Task prompt
Pick out and copy every line below that has the word "name".

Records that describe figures
══════════════════════════════

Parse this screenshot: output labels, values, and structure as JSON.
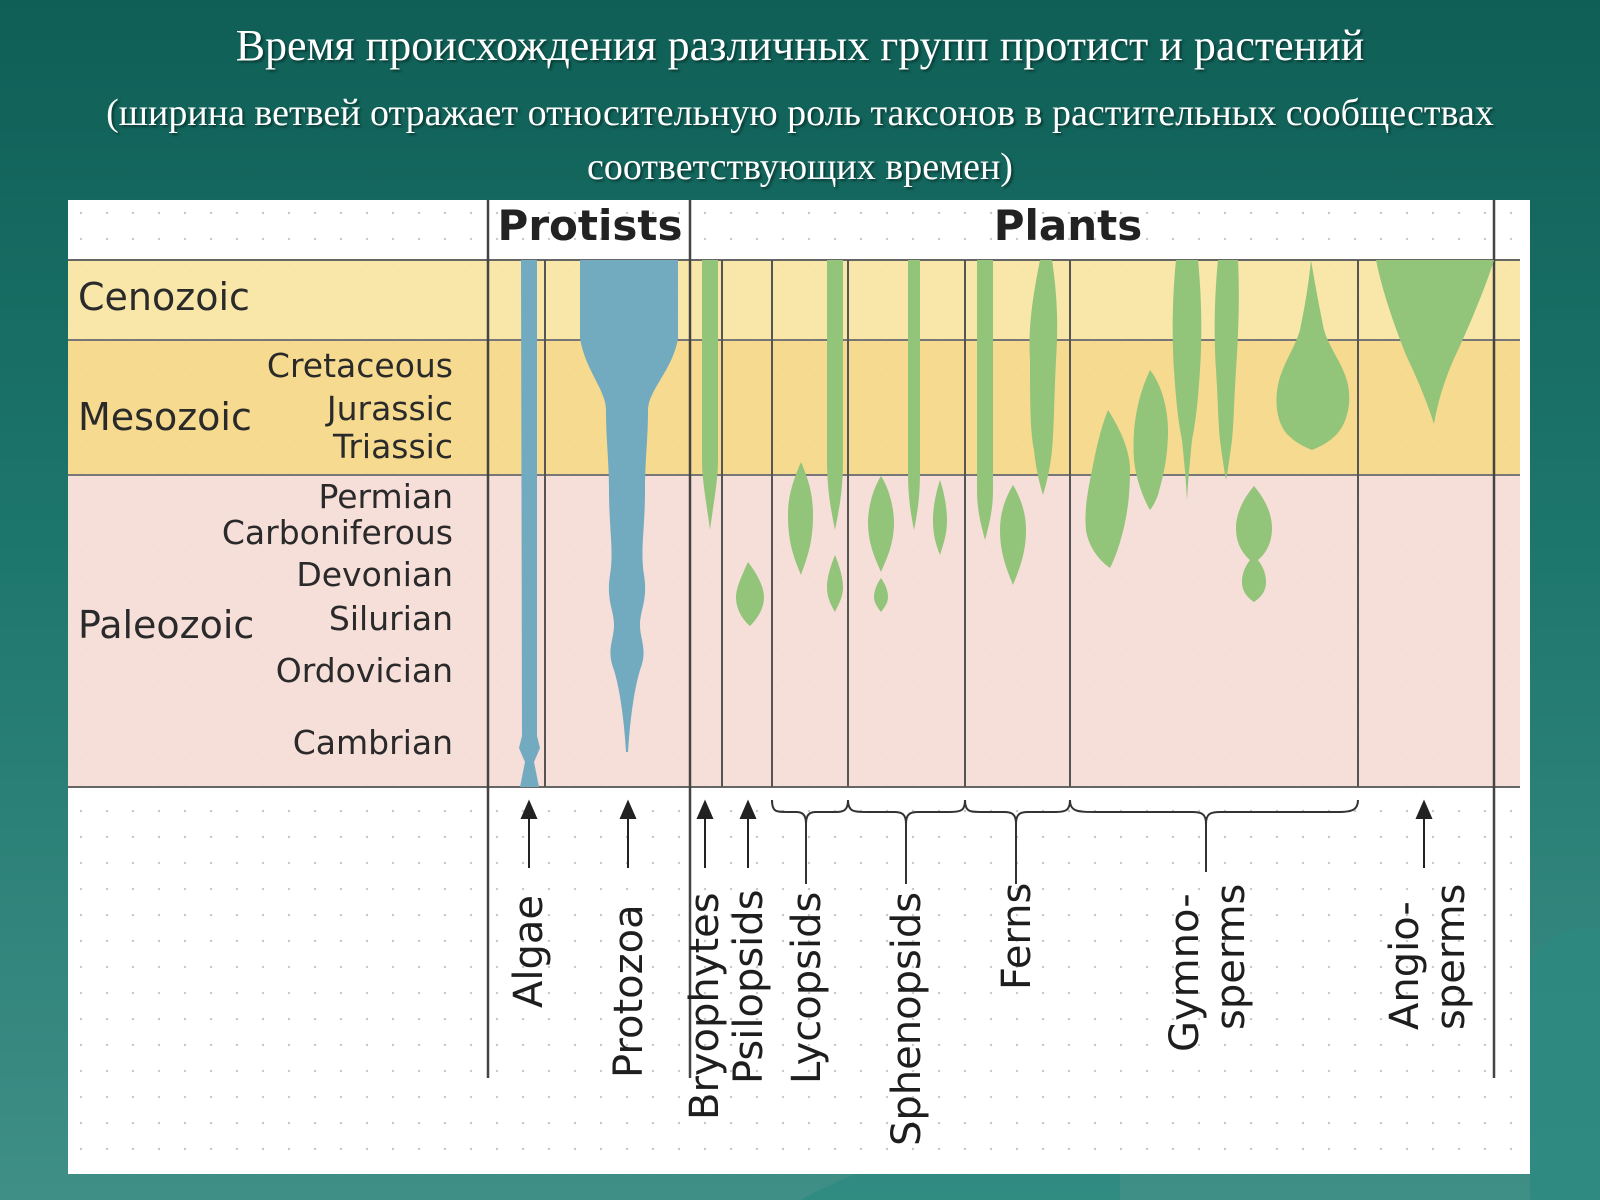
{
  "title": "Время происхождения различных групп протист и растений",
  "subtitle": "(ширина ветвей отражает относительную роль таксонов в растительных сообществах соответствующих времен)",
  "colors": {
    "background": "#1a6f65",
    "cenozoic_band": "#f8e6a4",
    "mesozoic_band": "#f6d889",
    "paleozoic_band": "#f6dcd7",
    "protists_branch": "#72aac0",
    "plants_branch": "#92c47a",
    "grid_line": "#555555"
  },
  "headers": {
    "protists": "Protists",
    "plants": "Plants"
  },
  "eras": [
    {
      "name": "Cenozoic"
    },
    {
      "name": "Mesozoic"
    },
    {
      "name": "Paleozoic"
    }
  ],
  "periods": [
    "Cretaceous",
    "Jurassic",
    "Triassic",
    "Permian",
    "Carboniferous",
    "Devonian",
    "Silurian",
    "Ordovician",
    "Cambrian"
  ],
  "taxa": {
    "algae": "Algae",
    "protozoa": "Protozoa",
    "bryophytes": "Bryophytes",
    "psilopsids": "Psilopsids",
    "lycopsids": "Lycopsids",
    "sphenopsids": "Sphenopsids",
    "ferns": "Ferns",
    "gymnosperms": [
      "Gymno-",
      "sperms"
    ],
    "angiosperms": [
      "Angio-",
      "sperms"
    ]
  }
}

══════════════════════════════

Response to the exercise
      "name": "Cenozoic"
      "name": "Mesozoic"
      "name": "Paleozoic"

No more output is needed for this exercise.